* PROBLEM *
Lines of the data that contain the word "naar" are the ones to copy.

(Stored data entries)

····················

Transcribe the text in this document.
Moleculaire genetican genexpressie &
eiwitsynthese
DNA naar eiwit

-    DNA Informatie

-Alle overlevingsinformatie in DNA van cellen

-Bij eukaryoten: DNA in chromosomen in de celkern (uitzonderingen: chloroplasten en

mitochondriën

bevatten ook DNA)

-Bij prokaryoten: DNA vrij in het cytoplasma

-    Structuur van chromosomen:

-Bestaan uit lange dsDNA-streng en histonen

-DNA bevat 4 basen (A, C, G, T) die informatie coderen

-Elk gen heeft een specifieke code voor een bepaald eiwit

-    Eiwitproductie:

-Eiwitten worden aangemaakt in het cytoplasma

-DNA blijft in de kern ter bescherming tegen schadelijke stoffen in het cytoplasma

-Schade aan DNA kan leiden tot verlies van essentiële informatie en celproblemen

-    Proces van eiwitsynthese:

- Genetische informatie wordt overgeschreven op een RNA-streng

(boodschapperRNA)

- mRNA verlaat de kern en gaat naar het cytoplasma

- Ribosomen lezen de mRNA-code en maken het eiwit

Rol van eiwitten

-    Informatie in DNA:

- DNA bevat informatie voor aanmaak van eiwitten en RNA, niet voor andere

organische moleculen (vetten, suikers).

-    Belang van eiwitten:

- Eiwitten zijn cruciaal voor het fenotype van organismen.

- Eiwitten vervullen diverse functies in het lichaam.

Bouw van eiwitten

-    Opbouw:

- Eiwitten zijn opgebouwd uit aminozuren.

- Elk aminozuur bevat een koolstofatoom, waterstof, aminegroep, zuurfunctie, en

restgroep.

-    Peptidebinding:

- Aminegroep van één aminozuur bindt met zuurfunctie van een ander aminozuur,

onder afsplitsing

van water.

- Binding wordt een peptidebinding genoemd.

····················

* RESULT OF THIS TASK *
DNA naar eiwit
- mRNA verlaat de kern en gaat naar het cytoplasma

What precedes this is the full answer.